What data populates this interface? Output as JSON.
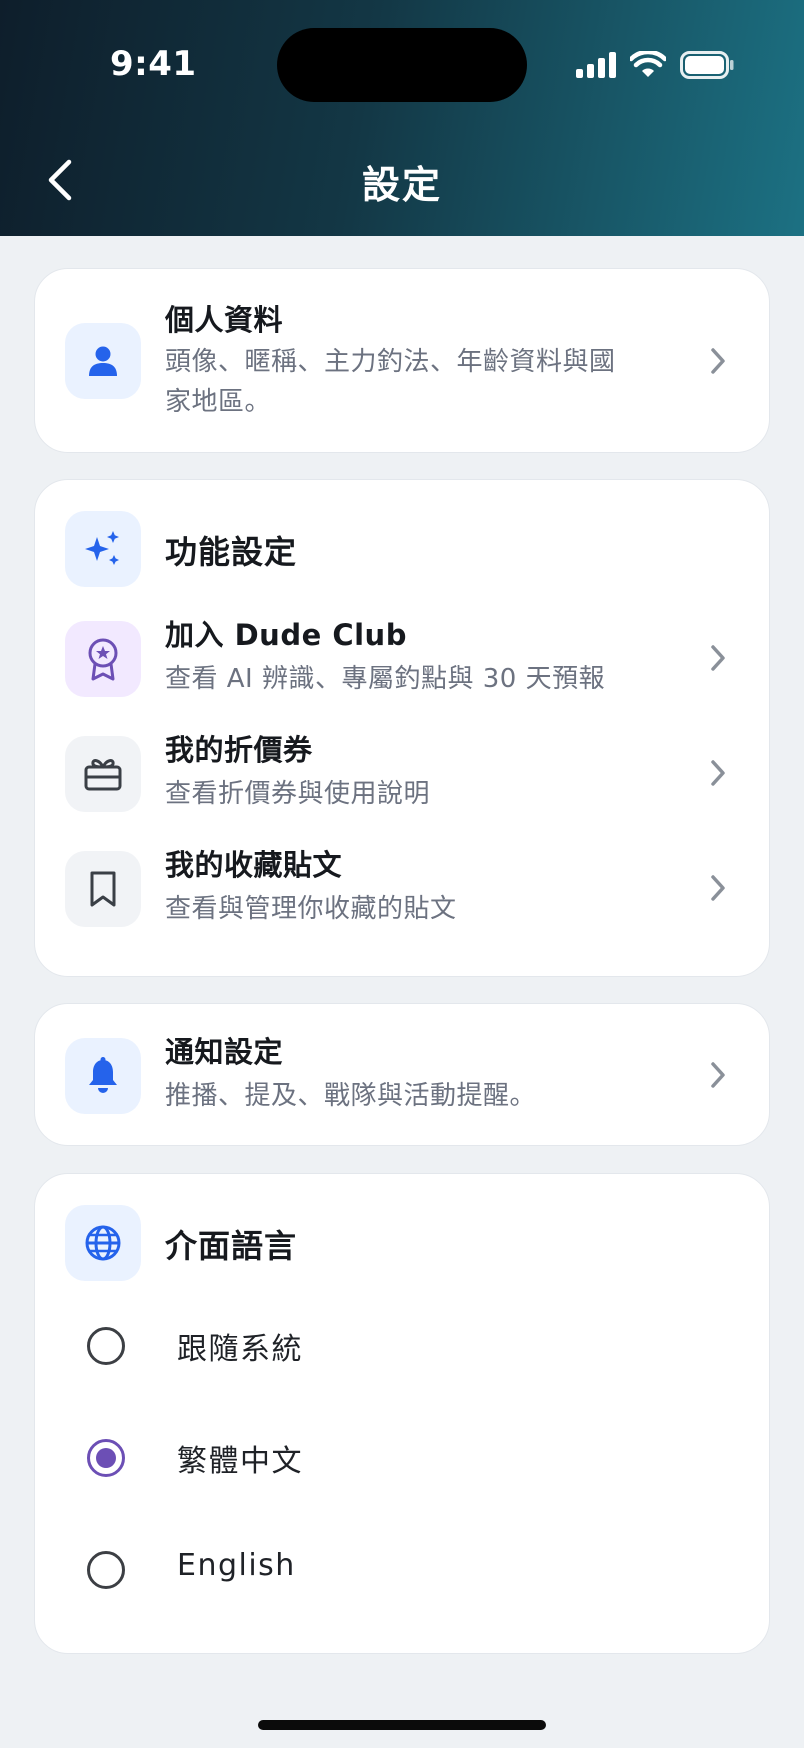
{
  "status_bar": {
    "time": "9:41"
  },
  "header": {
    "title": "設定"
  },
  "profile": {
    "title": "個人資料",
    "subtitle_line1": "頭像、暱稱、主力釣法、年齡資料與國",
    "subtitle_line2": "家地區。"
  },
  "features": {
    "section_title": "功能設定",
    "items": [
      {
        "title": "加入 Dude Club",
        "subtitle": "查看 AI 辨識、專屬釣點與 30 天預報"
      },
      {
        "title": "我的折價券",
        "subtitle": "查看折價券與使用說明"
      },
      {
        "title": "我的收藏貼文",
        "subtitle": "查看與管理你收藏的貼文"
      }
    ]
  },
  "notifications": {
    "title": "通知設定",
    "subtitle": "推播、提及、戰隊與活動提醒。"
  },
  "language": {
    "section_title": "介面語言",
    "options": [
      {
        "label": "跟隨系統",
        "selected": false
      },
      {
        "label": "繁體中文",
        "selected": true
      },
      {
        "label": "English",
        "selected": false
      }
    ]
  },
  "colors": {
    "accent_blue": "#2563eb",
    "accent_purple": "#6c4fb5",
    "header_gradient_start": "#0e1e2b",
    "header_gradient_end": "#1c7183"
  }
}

● ● ●

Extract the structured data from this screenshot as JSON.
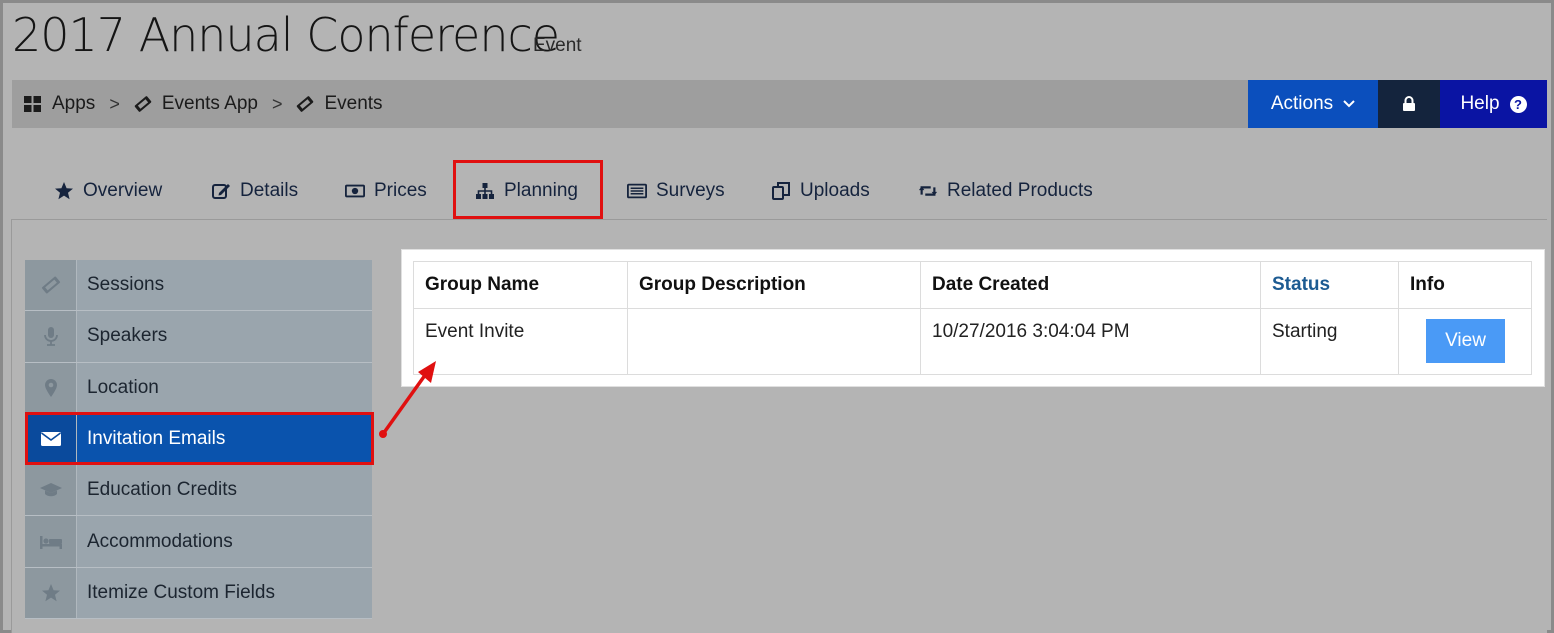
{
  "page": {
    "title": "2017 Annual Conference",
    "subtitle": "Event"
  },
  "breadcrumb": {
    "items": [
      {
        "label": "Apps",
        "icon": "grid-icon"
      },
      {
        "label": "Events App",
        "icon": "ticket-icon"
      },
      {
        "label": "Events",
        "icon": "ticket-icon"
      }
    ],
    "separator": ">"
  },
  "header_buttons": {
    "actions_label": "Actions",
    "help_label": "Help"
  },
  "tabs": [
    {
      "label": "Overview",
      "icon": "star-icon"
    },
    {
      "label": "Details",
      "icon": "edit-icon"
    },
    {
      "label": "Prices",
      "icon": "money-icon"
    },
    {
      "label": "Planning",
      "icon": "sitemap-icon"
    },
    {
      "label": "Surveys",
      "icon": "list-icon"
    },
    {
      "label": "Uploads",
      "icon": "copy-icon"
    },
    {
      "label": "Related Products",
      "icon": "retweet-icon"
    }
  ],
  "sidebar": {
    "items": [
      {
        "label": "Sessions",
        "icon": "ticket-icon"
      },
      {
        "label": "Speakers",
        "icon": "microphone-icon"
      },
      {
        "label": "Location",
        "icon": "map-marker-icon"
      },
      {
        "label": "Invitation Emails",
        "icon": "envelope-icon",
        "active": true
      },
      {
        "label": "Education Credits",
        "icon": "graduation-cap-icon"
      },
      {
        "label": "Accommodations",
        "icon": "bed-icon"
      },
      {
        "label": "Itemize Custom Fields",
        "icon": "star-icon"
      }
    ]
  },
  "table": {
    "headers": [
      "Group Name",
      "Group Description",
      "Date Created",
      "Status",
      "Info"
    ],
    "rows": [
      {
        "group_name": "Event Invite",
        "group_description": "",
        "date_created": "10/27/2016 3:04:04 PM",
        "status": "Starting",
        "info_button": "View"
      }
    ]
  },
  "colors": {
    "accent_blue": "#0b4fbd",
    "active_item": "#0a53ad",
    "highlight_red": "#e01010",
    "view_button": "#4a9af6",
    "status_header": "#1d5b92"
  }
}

● ● ●

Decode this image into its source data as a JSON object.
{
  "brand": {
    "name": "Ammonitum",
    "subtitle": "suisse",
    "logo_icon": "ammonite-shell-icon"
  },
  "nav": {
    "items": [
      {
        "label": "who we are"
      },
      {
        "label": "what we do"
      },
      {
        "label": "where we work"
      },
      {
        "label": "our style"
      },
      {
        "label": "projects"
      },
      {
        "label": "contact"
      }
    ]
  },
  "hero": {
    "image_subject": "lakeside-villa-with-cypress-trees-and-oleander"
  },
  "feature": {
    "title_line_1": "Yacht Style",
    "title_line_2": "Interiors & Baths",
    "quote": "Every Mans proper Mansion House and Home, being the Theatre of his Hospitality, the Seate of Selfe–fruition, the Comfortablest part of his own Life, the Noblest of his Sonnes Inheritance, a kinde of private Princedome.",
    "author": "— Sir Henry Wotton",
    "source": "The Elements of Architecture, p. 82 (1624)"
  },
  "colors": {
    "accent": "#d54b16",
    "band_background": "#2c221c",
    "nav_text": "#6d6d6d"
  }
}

● ● ●

▸ **PROBLEM**
Search the listing for the word "this". Copy every line in which it occurs.

▸ **EXERCISE ANSWER**
What data populates this interface? Output as JSON.
Extract the structured data from this screenshot as JSON.
Decode this image into its source data as a JSON object.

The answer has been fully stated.